** START Text provided **
IVANOVDEN (Saint John’s Day) - January 7th

Saint Ivan’s Day (Saint Yoan the Baptist) Wedding Season

 

    The Name day of everyone named Ivan, Vanyo, Vanya, Yoan/Ioan, Yoanna/Ioanna, Yonko/Yonka, Yoto, Ivaylo, Ivo, Ivona, Kaloyan, Jan/Jean, and Janna (whose names all have the basic meaning of "God's blessing").

     The ritual table on that day should always include the following dishes: boiled wheat, cooked beans, stewed dried fruit, banitsa (cheese pastry), baked blood sausage, baked loukanka sausage, pork ribs cooked with cabbage.

     On Ivanovden, the Orthodox Church celebrates the Day of Stain John the Baptist, who baptized Jesus Christ in the Jordan River (John is Ivan in Bulgarian, hence Ivanovden – meaning the Day of John). John recognized and pointed out Jesus as the Messenger of God – therefore he was called Forerunner, since he was sent to prepare the way for the Lord Messiah.

      Ivanovden is a traditional folk festival, part of the rich in festivities cycle around Christmas and New Year. Essential for that day is the ritual involving water – the ritual bathing for good health’s sake performed on Yordanovden/Epiphany day, continues on the next day too. The newly-wed men are bathed by the best man at their wedding, or the bride’s brother. Therefore, bathing can be seen as an element of the post-nuptial rituals, thus ending the wide range of various marital rituals. Bachelors bathe maidens on that day; as well as young man and all having their name day today are also being bathed.

       The traditional concept of Saint Ivan (John) as the patron saint of “bestmanship” or “brotherhood” in general, determines the widely popular visits by the newly-wed couple to their best man’s family. The newly-weds bring along a ritual loaf of bread, some meat and wine, and a common feast table is laid. That day the men perform the so-called "Ivanovstvo" ritual – they become fellow-brothers and, as a vow, they step in the glowing embers with their right bare foot. From this day on, their wives become fellow-sisters.

    In many places, on the evening before Ivanovden, “after the water is blessed”, men perform the rite of swearing brotherhood, also called “Ivanovstvo” or “Aratlichestvo”. This is a ritual involving two or three men. They step with bare right foot on glowing embers in order to be strong and to care for each other. Then the sorcerer gives them to drink three times from a vessel of red wine – a symbol of blood, which connects them forever. Tied with one red belt the men break three ritual breads to link forever three families in a holy union. Then the newly established brotherhood is strengthened with three consecutive dances – “chepnya”, performed by the women, “black pepper” – performed by the men of the three families, and “dumb horo” – danced by all. In this way the three men unite their three families and become brothers. Their wives become sisters. Traditionally on this day people celebrating their name day, the newly married and children are bathed for health and ritual bonding with the family. It is believed that the water on this day has apart from purifying also a consecration power, as this is the day of brotherhood. In some villages they bathe the sons -in-law.
** END Text provided **
** START Information given **
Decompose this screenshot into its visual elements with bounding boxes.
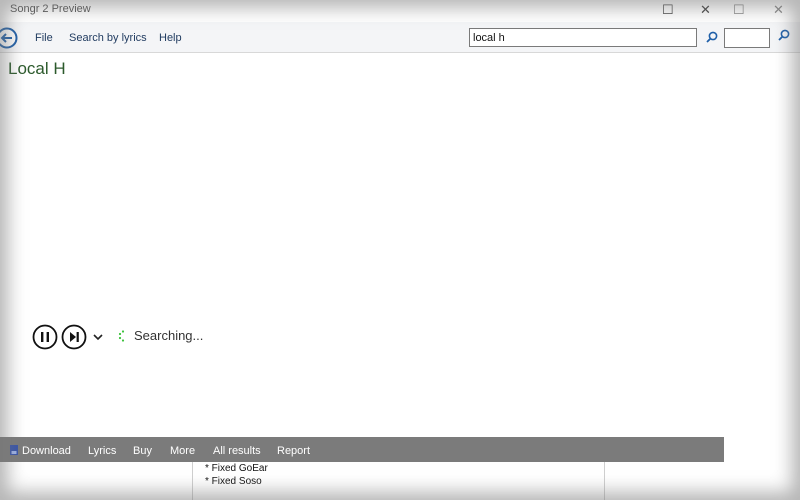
- player-status: Searching...: [134, 328, 204, 343]
- screen: ☐ ✕ Songr 2 Preview ☐ ✕ File Search by l…: [0, 0, 800, 500]
- download-icon[interactable]: [10, 445, 18, 455]
- report-button[interactable]: Report: [277, 445, 310, 457]
- changelog-line: * Fixed Soso: [205, 476, 262, 487]
- background-close-button[interactable]: ✕: [773, 2, 784, 18]
- menu-search-by-lyrics[interactable]: Search by lyrics: [69, 32, 147, 44]
- search-icon[interactable]: [706, 31, 718, 43]
- menu-file[interactable]: File: [35, 32, 53, 44]
- titlebar: Songr 2 Preview ☐ ✕: [0, 0, 724, 22]
- bottom-action-bar: Download Lyrics Buy More All results Rep…: [0, 437, 724, 462]
- background-search-icon[interactable]: [778, 29, 790, 41]
- app-window: Songr 2 Preview ☐ ✕ File Search by lyric…: [0, 0, 724, 500]
- song-title: Local H: [8, 59, 66, 78]
- menu-help[interactable]: Help: [159, 32, 182, 44]
- download-button[interactable]: Download: [22, 445, 71, 457]
- changelog-panel: * Fixed GoEar * Fixed Soso: [192, 462, 605, 500]
- skip-next-icon[interactable]: [61, 324, 87, 350]
- loading-spinner-icon: [118, 330, 125, 342]
- changelog-line: * Fixed GoEar: [205, 463, 268, 474]
- background-search-input[interactable]: [724, 28, 770, 48]
- background-maximize-button[interactable]: ☐: [733, 2, 745, 18]
- close-button[interactable]: ✕: [700, 3, 711, 17]
- pause-icon[interactable]: [32, 324, 58, 350]
- chevron-down-icon[interactable]: [93, 333, 103, 341]
- window-title: Songr 2 Preview: [10, 3, 91, 15]
- more-button[interactable]: More: [170, 445, 195, 457]
- toolbar: File Search by lyrics Help: [0, 22, 724, 53]
- buy-button[interactable]: Buy: [133, 445, 152, 457]
- search-input[interactable]: [469, 28, 697, 47]
- back-arrow-icon[interactable]: [0, 27, 18, 49]
- all-results-button[interactable]: All results: [213, 445, 261, 457]
- maximize-button[interactable]: ☐: [662, 3, 674, 17]
- lyrics-button[interactable]: Lyrics: [88, 445, 116, 457]
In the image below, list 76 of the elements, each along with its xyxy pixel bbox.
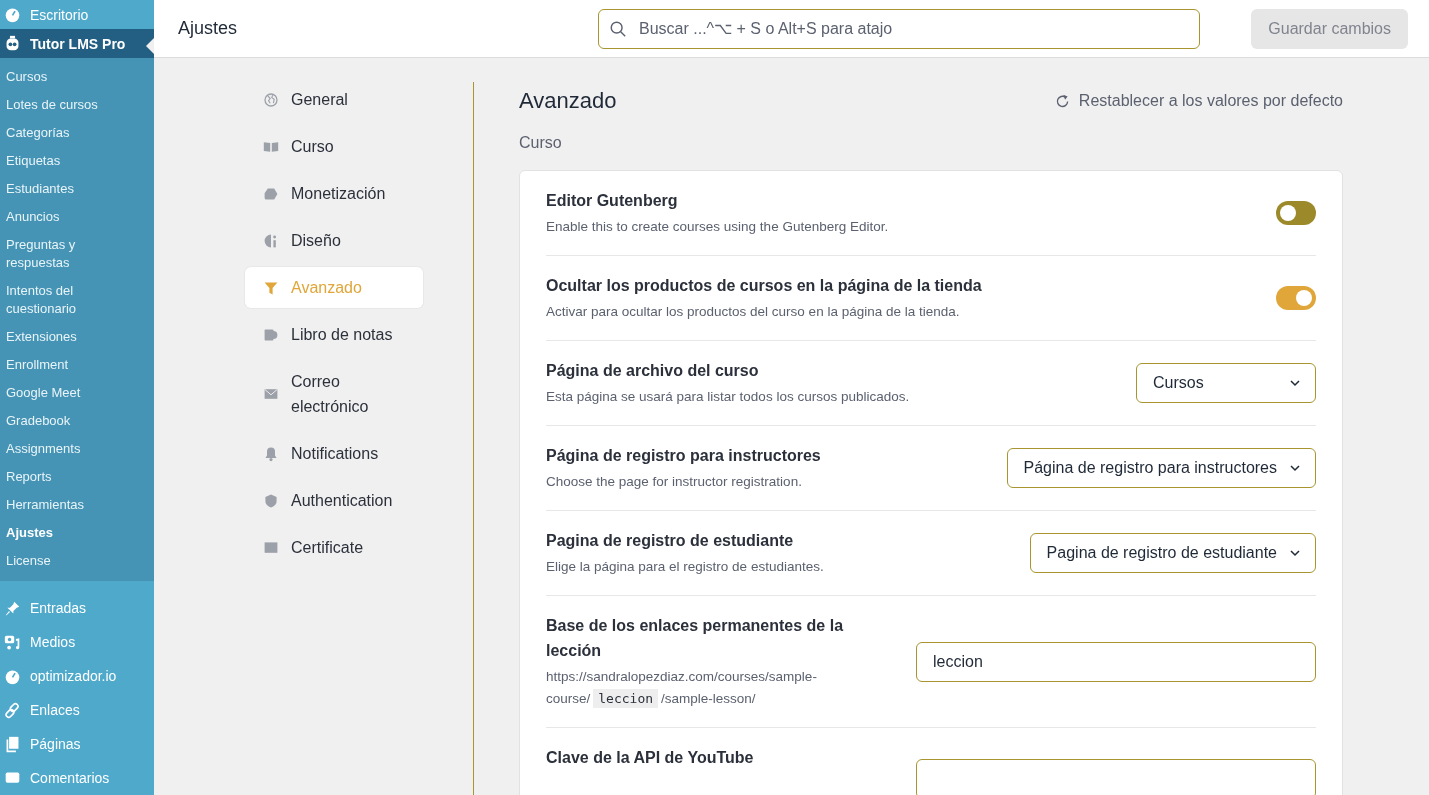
setting-description: Choose the page for instructor registration. — [546, 473, 803, 491]
pages-icon — [4, 735, 21, 753]
gauge-icon — [4, 6, 21, 23]
permalink-description: https://sandralopezdiaz.com/courses/sample-course/ leccion /sample-lesson/ — [546, 668, 818, 710]
submenu-item[interactable]: Estudiantes — [0, 175, 154, 203]
submenu-item[interactable]: Categorías — [0, 119, 154, 147]
settings-nav-item[interactable]: Diseño — [245, 220, 423, 261]
settings-nav-item[interactable]: Certificate — [245, 527, 423, 568]
setting-title: Pagina de registro de estudiante — [546, 531, 795, 551]
setting-description: Enable this to create courses using the Gutenberg Editor. — [546, 218, 889, 236]
owl-icon — [4, 35, 21, 52]
globe-icon — [263, 91, 279, 108]
submenu-item[interactable]: Extensiones — [0, 323, 154, 351]
admin-menu-item[interactable]: Tutor LMS Pro — [0, 29, 154, 58]
settings-nav-item[interactable]: Libro de notas — [245, 314, 423, 355]
submenu-item[interactable]: Enrollment — [0, 351, 154, 379]
setting-title: Ocultar los productos de cursos en la página de la tienda — [546, 276, 982, 296]
submenu-item[interactable]: Preguntas y respuestas — [0, 231, 154, 277]
submenu-item[interactable]: Anuncios — [0, 203, 154, 231]
submenu-item[interactable]: Ajustes — [0, 519, 154, 547]
admin-menu-item[interactable]: Comentarios — [0, 761, 154, 795]
settings-nav-item[interactable]: Notifications — [245, 433, 423, 474]
media-icon — [4, 633, 21, 651]
admin-menu-item[interactable]: Entradas — [0, 591, 154, 625]
page-title: Ajustes — [178, 18, 239, 39]
filter-icon — [263, 279, 279, 296]
settings-nav-item[interactable]: Authentication — [245, 480, 423, 521]
submenu-item[interactable]: Reports — [0, 463, 154, 491]
admin-menu-item[interactable]: optimizador.io — [0, 659, 154, 693]
chevron-icon — [1289, 462, 1301, 474]
chevron-icon — [1289, 377, 1301, 389]
submenu-item[interactable]: License — [0, 547, 154, 575]
search-field[interactable]: Buscar ...^⌥ + S o Alt+S para atajo — [598, 8, 1200, 49]
settings-nav-item[interactable]: Correo electrónico — [245, 361, 423, 427]
link-icon — [4, 701, 21, 719]
select-dropdown[interactable]: Pagina de registro de estudiante — [1029, 533, 1316, 573]
group-label: Curso — [519, 134, 563, 152]
palette-icon — [263, 232, 279, 249]
submenu-item[interactable]: Gradebook — [0, 407, 154, 435]
submenu-item[interactable]: Lotes de cursos — [0, 91, 154, 119]
setting-description: Elige la página para el registro de estudiantes. — [546, 558, 824, 576]
toggle-switch[interactable] — [1276, 286, 1316, 310]
reset-link[interactable]: Restablecer a los valores por defecto — [1053, 92, 1343, 110]
toggle-switch[interactable] — [1276, 201, 1316, 225]
setting-description: Activar para ocultar los productos del curso en la página de la tienda. — [546, 303, 961, 321]
select-dropdown[interactable]: Cursos — [1136, 363, 1316, 403]
setting-title: Base de los enlaces permanentes de la lección — [546, 616, 845, 661]
admin-menu-item[interactable]: Escritorio — [0, 0, 154, 29]
setting-title: Clave de la API de YouTube — [546, 748, 754, 768]
bell-icon — [263, 445, 279, 462]
section-title: Avanzado — [519, 88, 617, 114]
input-field[interactable] — [916, 759, 1316, 795]
submenu-item[interactable]: Assignments — [0, 435, 154, 463]
settings-nav-item[interactable]: Avanzado — [245, 267, 423, 308]
chevron-icon — [1289, 547, 1301, 559]
setting-description: Esta página se usará para listar todos los cursos publicados. — [546, 388, 910, 406]
shield-icon — [263, 492, 279, 509]
submenu-item[interactable]: Etiquetas — [0, 147, 154, 175]
admin-menu-item[interactable]: Páginas — [0, 727, 154, 761]
submenu-item[interactable]: Google Meet — [0, 379, 154, 407]
setting-title: Página de archivo del curso — [546, 361, 760, 381]
settings-nav-item[interactable]: Monetización — [245, 173, 423, 214]
select-dropdown[interactable]: Página de registro para instructores — [1006, 448, 1316, 488]
setting-title: Editor Gutenberg — [546, 191, 679, 211]
submenu-item[interactable]: Intentos del cuestionario — [0, 277, 154, 323]
settings-nav-item[interactable]: Curso — [245, 126, 423, 167]
input-field[interactable]: leccion — [916, 641, 1316, 682]
submenu-item[interactable]: Cursos — [0, 63, 154, 91]
search-icon — [609, 19, 627, 38]
admin-menu-item[interactable]: Medios — [0, 625, 154, 659]
settings-nav-item[interactable]: General — [245, 79, 423, 120]
setting-title: Página de registro para instructores — [546, 446, 821, 466]
submenu-item[interactable]: Herramientas — [0, 491, 154, 519]
mail-icon — [263, 386, 279, 402]
admin-menu-item[interactable]: Enlaces — [0, 693, 154, 727]
pin-icon — [4, 599, 21, 617]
** END Information given **
◆ **Tasks for this exercise**:
• a. Repeat from the Ivanovden text the passage running from "IVANOVDEN (Saint John’s" up to and including "cooked with cabbage.", word for word.
• b. Render this sentence from the Ivanovden text in Spanish: "The newly-weds bring along a ritual loaf of bread, some meat and wine, and a common feast table is laid."
• c. Pick up the Ivanovden text after its final sentence and keep writing.

◆ **Outputs by task**:
• a.
IVANOVDEN (Saint John’s Day) - January 7th

Saint Ivan’s Day (Saint Yoan the Baptist) Wedding Season

 

    The Name day of everyone named Ivan, Vanyo, Vanya, Yoan/Ioan, Yoanna/Ioanna, Yonko/Yonka, Yoto, Ivaylo, Ivo, Ivona, Kaloyan, Jan/Jean, and Janna (whose names all have the basic meaning of "God's blessing").

     The ritual table on that day should always include the following dishes: boiled wheat, cooked beans, stewed dried fruit, banitsa (cheese pastry), baked blood sausage, baked loukanka sausage, pork ribs cooked with cabbage.

• b. Los recién casados llevan consigo un pan ritual, algo de carne y vino, y se prepara una mesa común para el banquete.

• c.
Traditional Wedding Season
   Mid-winter time is the most celebrated wedding season in Bulgarian traditions, beginning on 7 January, Saint John’s feast day, and ending on the Sunday before Lent. The length of the wedding season could vary from two to three months, depending on the variable dates Easter and Shrovetide fall on. The apportioned period, though varying in length, is sufficient to carry out in essence and imagery plentiful folk rituals, attached to wedding traditions. Each point in any ritual has its poetic image in accompanying songs, ritualized dialogues and blessings.
   Before any open talk about marriage ever begins, the event must be approached by way of poetic hints and symbolic images. A son would, with a great dose of discretion, begin to prompt his parents as to the girl he’s chosen to make his bride. If the parents should give their approval, then a pair of matchmakers would be sent out on a mission to approach the girl’s parents to see how the land lies. The matchmakers would approach the subject of asking for the hand of the girl in a very round about way- they must know for sure, on bidding goodbye to the hosts, whether they would agree to the marriage or turn the young man down. The girl’s parents too wouldn’t be frank and open, even if they like greatly their prospective son in law. And so the first exchange would sound very much like a riddle where the would be bride and bridegroom are referred to as the characters in some parable.” We’ve heard you have a lady-falcon and that our own falcon has been making circles round her. We’ve come to catch her, if possible”, the matchmakers would thus advise the girl’s parents they are here to do marriage business. The girl’s father would reply in a similar manner.” If you have the appropriate snooze, then go ahead and catch her, we’ll not stand in your way. If she is out there flying in the sky she’s no longer ours.” In other cases, matchmaking could revert to more-down-to-earth stories from the rural scene- the matchmakers would pretend to be tradesmen, come to buy high-quality wine and a heifer off the host. However, hunting images seem to be the most employed. ”I have a son, a grey falcon, you have a girl- a dainty partridge, let’s get them married”, the boy’s mother says to the girl’s mother while they are kneading the ritual wedding loaves of bread.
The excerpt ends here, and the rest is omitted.